PROBLEM TO SOLVE: Pull out every line of the items below that contains the string "axis", matching case exactly, and copy each one.

Saved data entries:
** begin **

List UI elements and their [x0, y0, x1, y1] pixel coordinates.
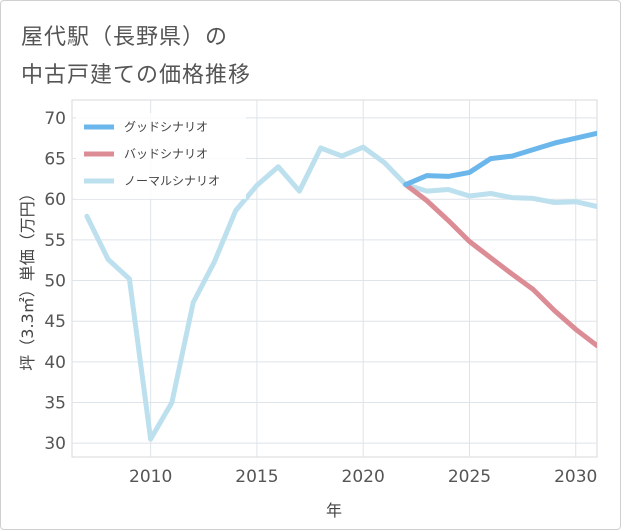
y-tick-label: 35: [44, 394, 66, 414]
y-tick-label: 65: [44, 150, 66, 170]
series-line-0: [403, 130, 597, 188]
x-tick-label: 2020: [342, 467, 385, 487]
x-tick-label: 2010: [129, 467, 172, 487]
y-tick-label: 50: [44, 272, 66, 292]
chart-title-line-2: 中古戸建ての価格推移: [21, 63, 252, 88]
chart-title-line-1: 屋代駅（長野県）の: [21, 25, 229, 50]
series-lines: [84, 130, 597, 442]
x-tick-labels: 2010 2015 2020 2025 2030: [129, 467, 597, 487]
series-line-1: [403, 182, 597, 349]
x-tick-label: 2025: [448, 467, 491, 487]
x-tick-label: 2030: [554, 467, 597, 487]
legend-label: バッドシナリオ: [124, 147, 208, 161]
y-axis-title: 坪（3.3㎡）単価（万円）: [18, 185, 37, 370]
x-tick-label: 2015: [235, 467, 278, 487]
y-tick-label: 45: [44, 312, 66, 332]
x-axis-title: 年: [326, 501, 342, 520]
y-tick-label: 55: [44, 231, 66, 251]
y-tick-label: 30: [44, 434, 66, 454]
series-line-2: [84, 144, 597, 442]
y-tick-label: 40: [44, 353, 66, 373]
y-tick-label: 70: [44, 109, 66, 129]
y-tick-label: 60: [44, 190, 66, 210]
y-tick-labels: 30 35 40 45 50 55 60 65 70: [44, 109, 66, 454]
legend-label: グッドシナリオ: [124, 120, 208, 134]
legend-label: ノーマルシナリオ: [124, 174, 220, 188]
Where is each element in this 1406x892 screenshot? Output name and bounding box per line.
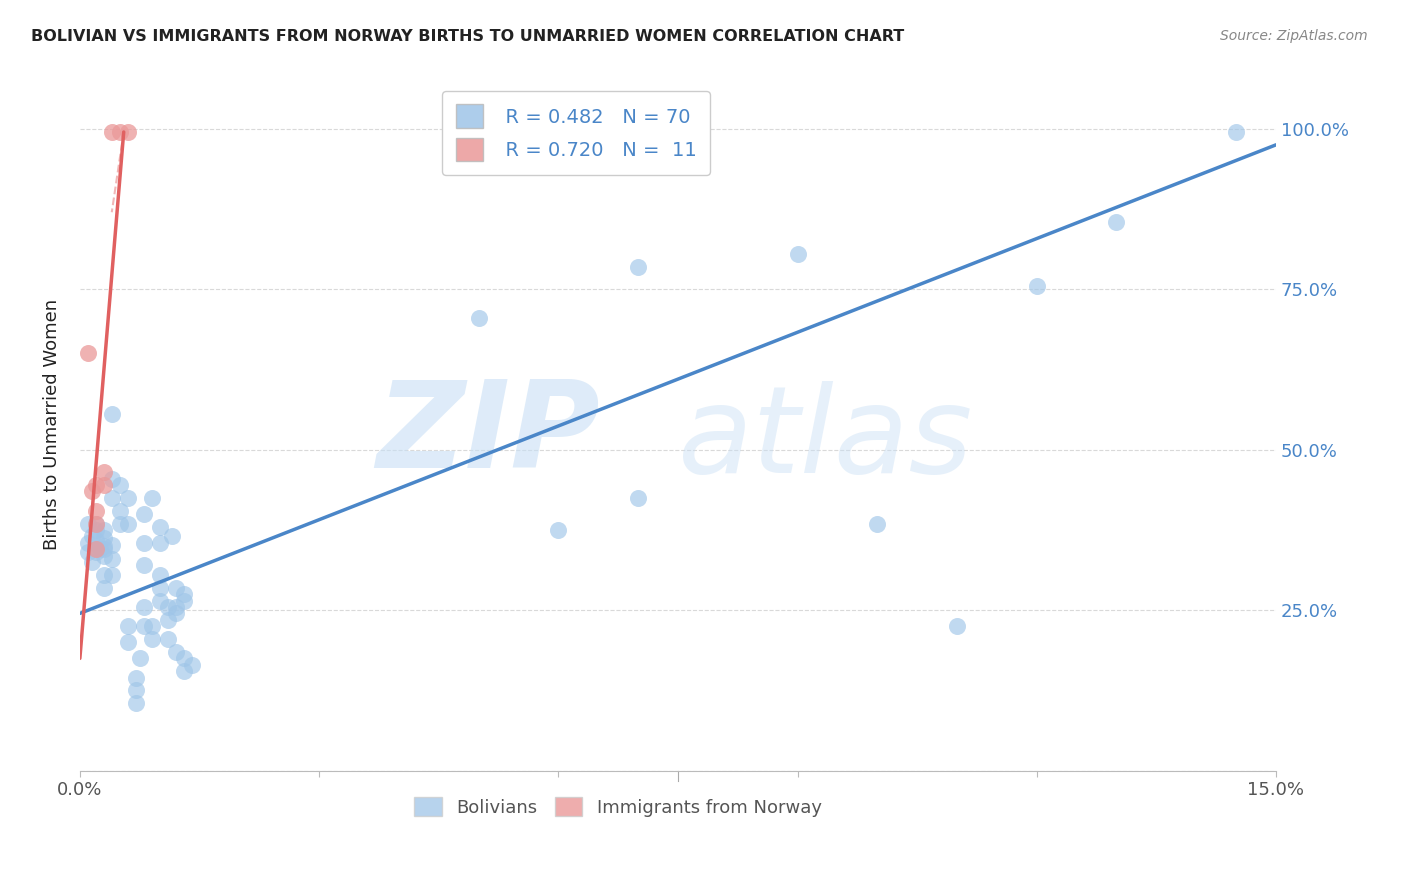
Point (467, 311, 489, 326)
Point (173, 587, 195, 601)
Point (108, 478, 131, 492)
Point (946, 619, 969, 633)
Point (173, 651, 195, 665)
Point (132, 600, 155, 615)
Point (84, 523, 107, 537)
Point (165, 645, 187, 659)
Point (84, 504, 107, 518)
Point (547, 523, 569, 537)
Point (89, 542, 111, 557)
Point (108, 516, 131, 531)
Point (141, 619, 163, 633)
Point (84, 516, 107, 531)
Point (627, 260, 650, 274)
Point (125, 671, 148, 685)
Point (100, 538, 122, 552)
Point (132, 558, 155, 573)
Point (141, 632, 163, 646)
Point (93, 532, 115, 546)
Point (165, 600, 187, 615)
Point (117, 635, 139, 649)
Point (100, 472, 122, 486)
Point (100, 125, 122, 139)
Point (84, 533, 107, 547)
Point (117, 491, 139, 505)
Point (132, 619, 155, 633)
Point (76, 545, 98, 559)
Point (149, 536, 172, 550)
Legend: Bolivians, Immigrants from Norway: Bolivians, Immigrants from Norway (408, 790, 830, 824)
Point (627, 491, 650, 505)
Point (108, 125, 131, 139)
Point (93, 478, 115, 492)
Point (786, 247, 808, 261)
Point (173, 664, 195, 678)
Point (93, 549, 115, 563)
Point (76, 516, 98, 531)
Text: ZIP: ZIP (377, 376, 600, 493)
Point (84, 545, 107, 559)
Point (156, 600, 179, 615)
Point (141, 491, 163, 505)
Point (84, 478, 107, 492)
Y-axis label: Births to Unmarried Women: Births to Unmarried Women (44, 299, 60, 549)
Point (93, 523, 115, 537)
Point (173, 593, 195, 607)
Point (80, 529, 103, 543)
Point (866, 516, 889, 531)
Point (149, 593, 172, 607)
Point (180, 657, 202, 672)
Point (117, 619, 139, 633)
Point (125, 696, 148, 710)
Point (1105, 215, 1128, 229)
Point (165, 607, 187, 621)
Point (128, 651, 150, 665)
Point (1025, 279, 1047, 293)
Point (132, 507, 155, 521)
Point (100, 552, 122, 566)
Point (76, 536, 98, 550)
Point (93, 542, 115, 557)
Point (80, 484, 103, 499)
Point (93, 539, 115, 553)
Point (156, 613, 179, 627)
Point (100, 408, 122, 422)
Point (149, 581, 172, 595)
Point (84, 542, 107, 557)
Point (160, 529, 183, 543)
Point (93, 581, 115, 595)
Point (93, 465, 115, 479)
Point (100, 568, 122, 582)
Point (149, 568, 172, 582)
Point (1225, 125, 1247, 139)
Point (100, 491, 122, 505)
Point (165, 581, 187, 595)
Point (117, 516, 139, 531)
Point (156, 632, 179, 646)
Point (149, 520, 172, 534)
Point (76, 346, 98, 360)
Point (132, 536, 155, 550)
Text: atlas: atlas (678, 381, 973, 498)
Text: Source: ZipAtlas.com: Source: ZipAtlas.com (1220, 29, 1368, 43)
Text: BOLIVIAN VS IMMIGRANTS FROM NORWAY BIRTHS TO UNMARRIED WOMEN CORRELATION CHART: BOLIVIAN VS IMMIGRANTS FROM NORWAY BIRTH… (31, 29, 904, 44)
Point (84, 516, 107, 531)
Point (125, 683, 148, 698)
Point (80, 555, 103, 569)
Point (108, 504, 131, 518)
Point (117, 125, 139, 139)
Point (93, 568, 115, 582)
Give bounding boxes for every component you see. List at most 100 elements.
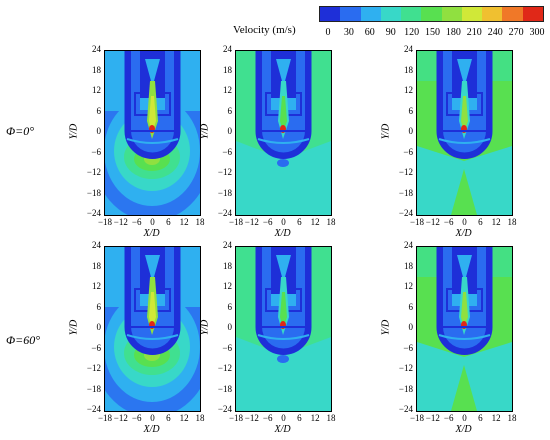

** end **

FINISHED TASK:
y-axis-title: 坪（3.3㎡）単価（万円）: [18, 185, 37, 370]
x-axis-title: 年: [326, 501, 342, 520]
Y-axis label: Births to Unmarried Women: Births to Unmarried Women (44, 299, 60, 549)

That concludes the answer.